## Given problem
Copy out each line in the material below that has the word "working".

(Recorded data)
________

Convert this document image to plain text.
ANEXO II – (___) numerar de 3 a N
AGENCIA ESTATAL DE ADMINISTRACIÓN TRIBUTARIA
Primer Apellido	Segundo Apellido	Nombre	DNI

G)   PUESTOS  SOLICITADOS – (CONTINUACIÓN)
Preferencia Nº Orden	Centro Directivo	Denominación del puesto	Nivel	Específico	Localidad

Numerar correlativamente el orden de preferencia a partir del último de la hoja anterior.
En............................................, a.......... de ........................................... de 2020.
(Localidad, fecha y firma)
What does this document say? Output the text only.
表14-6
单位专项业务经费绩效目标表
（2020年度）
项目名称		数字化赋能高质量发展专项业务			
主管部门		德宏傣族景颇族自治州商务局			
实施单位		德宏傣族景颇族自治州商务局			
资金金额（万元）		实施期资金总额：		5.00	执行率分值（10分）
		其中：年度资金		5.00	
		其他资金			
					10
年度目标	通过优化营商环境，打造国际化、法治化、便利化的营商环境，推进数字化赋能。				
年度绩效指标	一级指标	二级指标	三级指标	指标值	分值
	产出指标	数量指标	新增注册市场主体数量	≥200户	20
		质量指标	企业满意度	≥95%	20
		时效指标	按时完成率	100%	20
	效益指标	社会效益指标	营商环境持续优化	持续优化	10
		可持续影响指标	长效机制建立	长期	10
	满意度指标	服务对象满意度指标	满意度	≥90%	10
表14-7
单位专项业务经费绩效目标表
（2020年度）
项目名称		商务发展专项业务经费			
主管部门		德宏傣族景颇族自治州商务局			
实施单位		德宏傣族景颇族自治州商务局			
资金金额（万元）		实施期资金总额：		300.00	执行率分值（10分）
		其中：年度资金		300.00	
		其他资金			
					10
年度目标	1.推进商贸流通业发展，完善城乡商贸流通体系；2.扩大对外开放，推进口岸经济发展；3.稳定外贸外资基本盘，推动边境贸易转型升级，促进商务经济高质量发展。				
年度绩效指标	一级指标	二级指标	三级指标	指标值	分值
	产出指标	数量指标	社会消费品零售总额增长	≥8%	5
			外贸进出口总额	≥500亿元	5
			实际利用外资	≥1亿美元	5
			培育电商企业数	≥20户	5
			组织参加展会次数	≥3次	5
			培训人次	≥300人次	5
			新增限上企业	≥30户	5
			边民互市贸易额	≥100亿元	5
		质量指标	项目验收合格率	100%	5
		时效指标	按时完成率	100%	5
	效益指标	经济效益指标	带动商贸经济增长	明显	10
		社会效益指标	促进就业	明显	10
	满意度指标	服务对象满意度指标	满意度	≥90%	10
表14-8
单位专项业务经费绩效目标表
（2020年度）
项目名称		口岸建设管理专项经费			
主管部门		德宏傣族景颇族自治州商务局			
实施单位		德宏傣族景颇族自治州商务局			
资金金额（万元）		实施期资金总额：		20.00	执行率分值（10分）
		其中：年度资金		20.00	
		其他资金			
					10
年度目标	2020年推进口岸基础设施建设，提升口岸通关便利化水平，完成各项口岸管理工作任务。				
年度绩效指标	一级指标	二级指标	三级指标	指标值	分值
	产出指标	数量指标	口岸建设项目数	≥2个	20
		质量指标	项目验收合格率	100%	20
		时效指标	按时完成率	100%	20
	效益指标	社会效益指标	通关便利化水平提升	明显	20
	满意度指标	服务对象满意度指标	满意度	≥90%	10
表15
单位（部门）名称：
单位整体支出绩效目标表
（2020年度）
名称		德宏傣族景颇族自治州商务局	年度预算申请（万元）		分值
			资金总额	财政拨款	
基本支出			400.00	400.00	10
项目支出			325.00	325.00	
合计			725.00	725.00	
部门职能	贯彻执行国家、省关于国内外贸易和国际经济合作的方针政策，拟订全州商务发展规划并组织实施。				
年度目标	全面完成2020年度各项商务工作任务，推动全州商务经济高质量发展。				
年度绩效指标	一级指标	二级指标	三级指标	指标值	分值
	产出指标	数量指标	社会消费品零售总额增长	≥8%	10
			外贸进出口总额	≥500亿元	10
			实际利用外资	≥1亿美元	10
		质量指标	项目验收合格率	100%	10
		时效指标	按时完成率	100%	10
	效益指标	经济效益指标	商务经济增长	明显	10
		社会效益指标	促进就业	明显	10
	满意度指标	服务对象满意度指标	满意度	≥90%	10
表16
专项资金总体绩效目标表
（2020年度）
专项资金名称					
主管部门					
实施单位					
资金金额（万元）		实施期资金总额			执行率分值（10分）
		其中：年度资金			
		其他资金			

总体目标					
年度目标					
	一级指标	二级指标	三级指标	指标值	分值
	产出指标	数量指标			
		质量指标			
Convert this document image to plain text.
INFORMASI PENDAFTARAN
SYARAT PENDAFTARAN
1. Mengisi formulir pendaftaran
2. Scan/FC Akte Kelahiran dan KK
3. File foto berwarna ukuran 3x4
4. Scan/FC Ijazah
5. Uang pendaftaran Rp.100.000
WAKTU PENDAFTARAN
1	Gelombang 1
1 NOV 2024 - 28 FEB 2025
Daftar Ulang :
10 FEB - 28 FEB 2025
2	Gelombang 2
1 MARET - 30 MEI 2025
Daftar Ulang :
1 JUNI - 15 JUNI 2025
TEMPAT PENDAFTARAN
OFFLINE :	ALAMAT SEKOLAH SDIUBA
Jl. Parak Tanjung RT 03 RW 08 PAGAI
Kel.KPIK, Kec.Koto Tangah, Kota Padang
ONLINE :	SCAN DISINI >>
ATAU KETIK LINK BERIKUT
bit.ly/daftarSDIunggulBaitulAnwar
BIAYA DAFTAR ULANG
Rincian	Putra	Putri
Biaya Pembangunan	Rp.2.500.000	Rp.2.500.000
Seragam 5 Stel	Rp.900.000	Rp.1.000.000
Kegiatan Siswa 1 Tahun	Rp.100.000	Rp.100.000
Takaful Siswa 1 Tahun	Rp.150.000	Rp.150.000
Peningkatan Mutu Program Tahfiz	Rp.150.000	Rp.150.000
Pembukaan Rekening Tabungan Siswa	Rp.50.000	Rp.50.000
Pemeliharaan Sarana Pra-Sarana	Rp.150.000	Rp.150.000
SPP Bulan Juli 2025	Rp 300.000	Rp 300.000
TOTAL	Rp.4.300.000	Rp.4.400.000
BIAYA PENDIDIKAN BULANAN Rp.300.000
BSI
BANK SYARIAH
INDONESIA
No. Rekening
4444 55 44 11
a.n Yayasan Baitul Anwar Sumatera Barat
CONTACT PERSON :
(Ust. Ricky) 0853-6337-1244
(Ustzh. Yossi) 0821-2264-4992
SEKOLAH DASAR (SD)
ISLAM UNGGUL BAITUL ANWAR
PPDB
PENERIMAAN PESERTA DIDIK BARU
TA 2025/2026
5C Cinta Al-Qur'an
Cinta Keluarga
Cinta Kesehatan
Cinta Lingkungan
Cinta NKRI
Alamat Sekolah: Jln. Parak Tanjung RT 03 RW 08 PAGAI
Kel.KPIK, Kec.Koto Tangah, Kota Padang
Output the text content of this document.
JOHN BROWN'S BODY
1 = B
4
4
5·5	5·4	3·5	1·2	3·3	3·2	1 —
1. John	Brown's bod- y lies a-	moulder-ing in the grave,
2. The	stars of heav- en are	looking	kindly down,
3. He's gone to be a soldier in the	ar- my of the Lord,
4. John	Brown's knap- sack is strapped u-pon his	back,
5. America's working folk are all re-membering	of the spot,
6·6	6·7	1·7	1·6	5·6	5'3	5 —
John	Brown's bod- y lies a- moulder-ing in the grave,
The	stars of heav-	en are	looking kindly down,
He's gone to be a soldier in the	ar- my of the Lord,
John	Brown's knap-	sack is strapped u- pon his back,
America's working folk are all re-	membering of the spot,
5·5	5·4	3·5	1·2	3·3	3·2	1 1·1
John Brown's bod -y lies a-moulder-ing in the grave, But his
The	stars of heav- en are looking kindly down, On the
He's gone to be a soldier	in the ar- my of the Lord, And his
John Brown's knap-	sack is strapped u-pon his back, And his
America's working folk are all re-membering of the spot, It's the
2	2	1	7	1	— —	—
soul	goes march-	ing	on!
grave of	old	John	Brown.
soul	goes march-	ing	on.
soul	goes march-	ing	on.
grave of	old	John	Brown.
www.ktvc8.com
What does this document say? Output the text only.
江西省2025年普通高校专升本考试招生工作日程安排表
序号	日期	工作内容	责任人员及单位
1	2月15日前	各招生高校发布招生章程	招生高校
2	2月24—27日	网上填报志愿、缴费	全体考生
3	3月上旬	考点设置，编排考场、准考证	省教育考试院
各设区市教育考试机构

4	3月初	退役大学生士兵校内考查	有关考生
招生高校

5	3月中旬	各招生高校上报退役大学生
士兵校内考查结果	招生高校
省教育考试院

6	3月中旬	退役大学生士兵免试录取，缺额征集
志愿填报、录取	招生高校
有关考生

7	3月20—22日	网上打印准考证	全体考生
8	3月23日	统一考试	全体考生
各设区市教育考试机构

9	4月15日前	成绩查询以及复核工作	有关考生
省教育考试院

________

## In response
5. America's working folk are all re-membering	of the spot,
America's working folk are all re-	membering of the spot,
America's working folk are all re-membering of the spot, It's the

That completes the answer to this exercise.